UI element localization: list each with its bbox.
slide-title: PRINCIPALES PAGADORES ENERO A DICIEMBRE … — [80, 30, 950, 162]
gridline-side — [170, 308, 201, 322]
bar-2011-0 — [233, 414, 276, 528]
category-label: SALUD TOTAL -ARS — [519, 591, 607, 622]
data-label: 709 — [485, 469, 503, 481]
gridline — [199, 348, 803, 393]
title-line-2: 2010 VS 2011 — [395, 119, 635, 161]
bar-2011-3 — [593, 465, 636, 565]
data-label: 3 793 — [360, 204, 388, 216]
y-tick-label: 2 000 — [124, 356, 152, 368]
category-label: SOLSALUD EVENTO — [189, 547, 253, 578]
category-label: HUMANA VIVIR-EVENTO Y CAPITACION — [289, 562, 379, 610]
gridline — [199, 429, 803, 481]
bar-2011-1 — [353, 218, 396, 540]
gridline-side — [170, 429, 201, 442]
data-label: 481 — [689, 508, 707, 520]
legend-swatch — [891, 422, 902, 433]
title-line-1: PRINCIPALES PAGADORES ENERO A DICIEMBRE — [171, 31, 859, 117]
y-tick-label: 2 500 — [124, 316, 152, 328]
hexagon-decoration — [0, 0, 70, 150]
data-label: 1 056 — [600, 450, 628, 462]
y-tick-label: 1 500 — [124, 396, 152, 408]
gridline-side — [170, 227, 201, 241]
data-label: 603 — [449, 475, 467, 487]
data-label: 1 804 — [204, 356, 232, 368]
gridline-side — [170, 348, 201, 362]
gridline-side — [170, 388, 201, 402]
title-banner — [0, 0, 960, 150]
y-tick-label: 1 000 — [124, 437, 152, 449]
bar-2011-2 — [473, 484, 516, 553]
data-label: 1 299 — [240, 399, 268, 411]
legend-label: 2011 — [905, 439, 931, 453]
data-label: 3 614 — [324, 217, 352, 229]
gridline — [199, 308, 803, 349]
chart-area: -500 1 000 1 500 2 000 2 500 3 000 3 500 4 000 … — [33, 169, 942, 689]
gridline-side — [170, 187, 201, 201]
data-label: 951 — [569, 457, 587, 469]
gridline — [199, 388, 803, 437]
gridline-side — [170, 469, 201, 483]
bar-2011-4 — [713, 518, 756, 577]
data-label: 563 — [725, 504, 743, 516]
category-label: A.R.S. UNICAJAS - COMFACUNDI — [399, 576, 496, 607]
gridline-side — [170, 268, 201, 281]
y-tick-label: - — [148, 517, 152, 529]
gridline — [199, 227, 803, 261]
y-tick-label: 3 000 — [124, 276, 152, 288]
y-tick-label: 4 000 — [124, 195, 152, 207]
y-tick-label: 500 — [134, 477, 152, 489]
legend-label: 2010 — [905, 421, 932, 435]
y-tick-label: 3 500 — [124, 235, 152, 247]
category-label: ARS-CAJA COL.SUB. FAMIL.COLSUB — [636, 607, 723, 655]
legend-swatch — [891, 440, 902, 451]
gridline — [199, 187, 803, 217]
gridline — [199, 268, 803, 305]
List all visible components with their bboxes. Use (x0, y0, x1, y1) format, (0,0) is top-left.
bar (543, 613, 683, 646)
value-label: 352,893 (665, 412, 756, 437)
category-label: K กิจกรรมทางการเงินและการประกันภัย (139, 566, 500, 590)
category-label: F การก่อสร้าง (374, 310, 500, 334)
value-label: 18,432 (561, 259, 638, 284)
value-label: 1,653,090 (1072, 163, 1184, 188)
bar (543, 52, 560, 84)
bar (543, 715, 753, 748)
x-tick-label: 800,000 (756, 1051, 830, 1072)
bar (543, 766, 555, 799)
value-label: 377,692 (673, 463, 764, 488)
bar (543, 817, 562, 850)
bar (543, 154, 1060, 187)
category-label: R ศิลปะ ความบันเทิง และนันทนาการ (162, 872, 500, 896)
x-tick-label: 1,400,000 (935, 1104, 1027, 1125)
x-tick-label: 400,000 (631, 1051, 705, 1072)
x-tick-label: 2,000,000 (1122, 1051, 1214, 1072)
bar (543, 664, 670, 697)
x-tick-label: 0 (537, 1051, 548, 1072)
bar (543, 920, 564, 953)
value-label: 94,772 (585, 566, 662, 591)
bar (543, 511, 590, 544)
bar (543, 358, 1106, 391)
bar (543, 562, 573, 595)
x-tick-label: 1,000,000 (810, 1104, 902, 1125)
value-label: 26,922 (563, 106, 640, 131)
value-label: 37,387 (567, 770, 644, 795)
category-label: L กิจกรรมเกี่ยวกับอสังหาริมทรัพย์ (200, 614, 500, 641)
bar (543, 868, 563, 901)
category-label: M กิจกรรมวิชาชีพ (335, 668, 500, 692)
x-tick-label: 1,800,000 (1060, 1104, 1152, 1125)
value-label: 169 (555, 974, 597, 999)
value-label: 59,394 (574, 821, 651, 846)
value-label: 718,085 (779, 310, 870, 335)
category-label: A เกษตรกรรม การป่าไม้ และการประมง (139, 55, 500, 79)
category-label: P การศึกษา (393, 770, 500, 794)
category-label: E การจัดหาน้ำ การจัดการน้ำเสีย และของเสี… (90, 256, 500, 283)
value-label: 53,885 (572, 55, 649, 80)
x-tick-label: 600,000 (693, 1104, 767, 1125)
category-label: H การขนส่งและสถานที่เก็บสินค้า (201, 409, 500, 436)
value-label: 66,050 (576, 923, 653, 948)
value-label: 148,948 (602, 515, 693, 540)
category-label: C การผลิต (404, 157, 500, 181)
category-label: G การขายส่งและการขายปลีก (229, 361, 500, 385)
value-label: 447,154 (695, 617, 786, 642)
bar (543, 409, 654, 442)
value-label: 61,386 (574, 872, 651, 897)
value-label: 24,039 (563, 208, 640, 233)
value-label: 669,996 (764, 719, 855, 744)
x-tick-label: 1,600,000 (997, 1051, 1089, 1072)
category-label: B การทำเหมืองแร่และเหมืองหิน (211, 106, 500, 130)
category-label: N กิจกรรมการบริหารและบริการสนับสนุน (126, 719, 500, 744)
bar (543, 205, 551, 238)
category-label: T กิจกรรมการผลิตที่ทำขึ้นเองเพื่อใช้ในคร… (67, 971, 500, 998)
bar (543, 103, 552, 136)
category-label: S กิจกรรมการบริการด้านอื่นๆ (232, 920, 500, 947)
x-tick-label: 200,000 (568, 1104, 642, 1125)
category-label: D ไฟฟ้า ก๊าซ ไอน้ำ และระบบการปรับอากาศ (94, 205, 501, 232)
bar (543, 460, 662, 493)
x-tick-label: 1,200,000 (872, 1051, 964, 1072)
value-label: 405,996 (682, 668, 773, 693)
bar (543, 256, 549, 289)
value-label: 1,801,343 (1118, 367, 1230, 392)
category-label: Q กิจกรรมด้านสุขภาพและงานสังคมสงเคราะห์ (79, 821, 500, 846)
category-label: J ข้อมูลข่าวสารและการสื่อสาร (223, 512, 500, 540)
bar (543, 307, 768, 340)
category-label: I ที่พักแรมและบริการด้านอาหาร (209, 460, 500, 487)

☆ ☆ ☆ ☆ ☆

#### Your goal
Format all of the material above as a numbered list with one line per entry, and leave out any blank lines.

#### Result of this task
1. UI element localization: list each with its bbox.
2. slide-title: PRINCIPALES PAGADORES ENERO A DICIEMBRE … — [80, 30, 950, 162]
3. gridline-side — [170, 308, 201, 322]
4. bar-2011-0 — [233, 414, 276, 528]
5. category-label: SALUD TOTAL -ARS — [519, 591, 607, 622]
6. data-label: 709 — [485, 469, 503, 481]
7. gridline — [199, 348, 803, 393]
8. title-line-2: 2010 VS 2011 — [395, 119, 635, 161]
9. bar-2011-3 — [593, 465, 636, 565]
10. data-label: 3 793 — [360, 204, 388, 216]
11. y-tick-label: 2 000 — [124, 356, 152, 368]
12. category-label: SOLSALUD EVENTO — [189, 547, 253, 578]
13. category-label: HUMANA VIVIR-EVENTO Y CAPITACION — [289, 562, 379, 610]
14. gridline — [199, 429, 803, 481]
15. bar-2011-1 — [353, 218, 396, 540]
16. gridline-side — [170, 429, 201, 442]
17. data-label: 481 — [689, 508, 707, 520]
18. legend-swatch — [891, 422, 902, 433]
19. title-line-1: PRINCIPALES PAGADORES ENERO A DICIEMBRE — [171, 31, 859, 117]
20. y-tick-label: 2 500 — [124, 316, 152, 328]
21. hexagon-decoration — [0, 0, 70, 150]
22. data-label: 1 056 — [600, 450, 628, 462]
23. y-tick-label: 1 500 — [124, 396, 152, 408]
24. gridline-side — [170, 227, 201, 241]
25. data-label: 603 — [449, 475, 467, 487]
26. data-label: 1 804 — [204, 356, 232, 368]
27. gridline-side — [170, 348, 201, 362]
28. gridline-side — [170, 388, 201, 402]
29. title-banner — [0, 0, 960, 150]
30. y-tick-label: 1 000 — [124, 437, 152, 449]
31. bar-2011-2 — [473, 484, 516, 553]
32. data-label: 1 299 — [240, 399, 268, 411]
33. legend-label: 2011 — [905, 439, 931, 453]
34. data-label: 3 614 — [324, 217, 352, 229]
35. gridline — [199, 308, 803, 349]
36. chart-area: -500 1 000 1 500 2 000 2 500 3 000 3 500 4 000 … — [33, 169, 942, 689]
37. gridline-side — [170, 187, 201, 201]
38. data-label: 951 — [569, 457, 587, 469]
39. gridline — [199, 388, 803, 437]
40. gridline-side — [170, 469, 201, 483]
41. bar-2011-4 — [713, 518, 756, 577]
42. data-label: 563 — [725, 504, 743, 516]
43. category-label: A.R.S. UNICAJAS - COMFACUNDI — [399, 576, 496, 607]
44. gridline-side — [170, 268, 201, 281]
45. y-tick-label: - — [148, 517, 152, 529]
46. gridline — [199, 227, 803, 261]
47. y-tick-label: 3 000 — [124, 276, 152, 288]
48. y-tick-label: 4 000 — [124, 195, 152, 207]
49. y-tick-label: 500 — [134, 477, 152, 489]
50. legend-label: 2010 — [905, 421, 932, 435]
51. y-tick-label: 3 500 — [124, 235, 152, 247]
52. category-label: ARS-CAJA COL.SUB. FAMIL.COLSUB — [636, 607, 723, 655]
53. legend-swatch — [891, 440, 902, 451]
54. gridline — [199, 187, 803, 217]
55. gridline — [199, 268, 803, 305]
56. List all visible components with their bboxes. Use (x0, y0, x1, y1) format, (0,0) is top-left.
57. bar (543, 613, 683, 646)
58. value-label: 352,893 (665, 412, 756, 437)
59. category-label: K กิจกรรมทางการเงินและการประกันภัย (139, 566, 500, 590)
60. category-label: F การก่อสร้าง (374, 310, 500, 334)
61. value-label: 18,432 (561, 259, 638, 284)
62. value-label: 1,653,090 (1072, 163, 1184, 188)
63. bar (543, 52, 560, 84)
64. bar (543, 715, 753, 748)
65. x-tick-label: 800,000 (756, 1051, 830, 1072)
66. bar (543, 766, 555, 799)
67. value-label: 377,692 (673, 463, 764, 488)
68. bar (543, 817, 562, 850)
69. bar (543, 154, 1060, 187)
70. category-label: R ศิลปะ ความบันเทิง และนันทนาการ (162, 872, 500, 896)
71. x-tick-label: 1,400,000 (935, 1104, 1027, 1125)
72. x-tick-label: 400,000 (631, 1051, 705, 1072)
73. x-tick-label: 2,000,000 (1122, 1051, 1214, 1072)
74. bar (543, 664, 670, 697)
75. x-tick-label: 0 (537, 1051, 548, 1072)
76. bar (543, 920, 564, 953)
77. value-label: 94,772 (585, 566, 662, 591)
78. bar (543, 511, 590, 544)
79. bar (543, 358, 1106, 391)
80. bar (543, 562, 573, 595)
81. x-tick-label: 1,000,000 (810, 1104, 902, 1125)
82. value-label: 26,922 (563, 106, 640, 131)
83. value-label: 37,387 (567, 770, 644, 795)
84. category-label: L กิจกรรมเกี่ยวกับอสังหาริมทรัพย์ (200, 614, 500, 641)
85. bar (543, 868, 563, 901)
86. category-label: M กิจกรรมวิชาชีพ (335, 668, 500, 692)
87. x-tick-label: 1,800,000 (1060, 1104, 1152, 1125)
88. value-label: 169 (555, 974, 597, 999)
89. value-label: 59,394 (574, 821, 651, 846)
90. value-label: 718,085 (779, 310, 870, 335)
91. category-label: A เกษตรกรรม การป่าไม้ และการประมง (139, 55, 500, 79)
92. category-label: P การศึกษา (393, 770, 500, 794)
93. category-label: E การจัดหาน้ำ การจัดการน้ำเสีย และของเสี… (90, 256, 500, 283)
94. value-label: 53,885 (572, 55, 649, 80)
95. x-tick-label: 600,000 (693, 1104, 767, 1125)
96. category-label: H การขนส่งและสถานที่เก็บสินค้า (201, 409, 500, 436)
97. value-label: 66,050 (576, 923, 653, 948)
98. value-label: 148,948 (602, 515, 693, 540)
99. category-label: C การผลิต (404, 157, 500, 181)
100. category-label: G การขายส่งและการขายปลีก (229, 361, 500, 385)
101. value-label: 447,154 (695, 617, 786, 642)
102. bar (543, 409, 654, 442)
103. value-label: 61,386 (574, 872, 651, 897)
104. value-label: 24,039 (563, 208, 640, 233)
105. value-label: 669,996 (764, 719, 855, 744)
106. x-tick-label: 1,600,000 (997, 1051, 1089, 1072)
107. category-label: B การทำเหมืองแร่และเหมืองหิน (211, 106, 500, 130)
108. category-label: N กิจกรรมการบริหารและบริการสนับสนุน (126, 719, 500, 744)
109. bar (543, 205, 551, 238)
110. category-label: T กิจกรรมการผลิตที่ทำขึ้นเองเพื่อใช้ในคร… (67, 971, 500, 998)
111. bar (543, 103, 552, 136)
112. category-label: S กิจกรรมการบริการด้านอื่นๆ (232, 920, 500, 947)
113. x-tick-label: 200,000 (568, 1104, 642, 1125)
114. category-label: D ไฟฟ้า ก๊าซ ไอน้ำ และระบบการปรับอากาศ (94, 205, 501, 232)
115. bar (543, 460, 662, 493)
116. x-tick-label: 1,200,000 (872, 1051, 964, 1072)
117. value-label: 405,996 (682, 668, 773, 693)
118. bar (543, 256, 549, 289)
119. value-label: 1,801,343 (1118, 367, 1230, 392)
120. category-label: Q กิจกรรมด้านสุขภาพและงานสังคมสงเคราะห์ (79, 821, 500, 846)
121. category-label: J ข้อมูลข่าวสารและการสื่อสาร (223, 512, 500, 540)
122. bar (543, 307, 768, 340)
123. category-label: I ที่พักแรมและบริการด้านอาหาร (209, 460, 500, 487)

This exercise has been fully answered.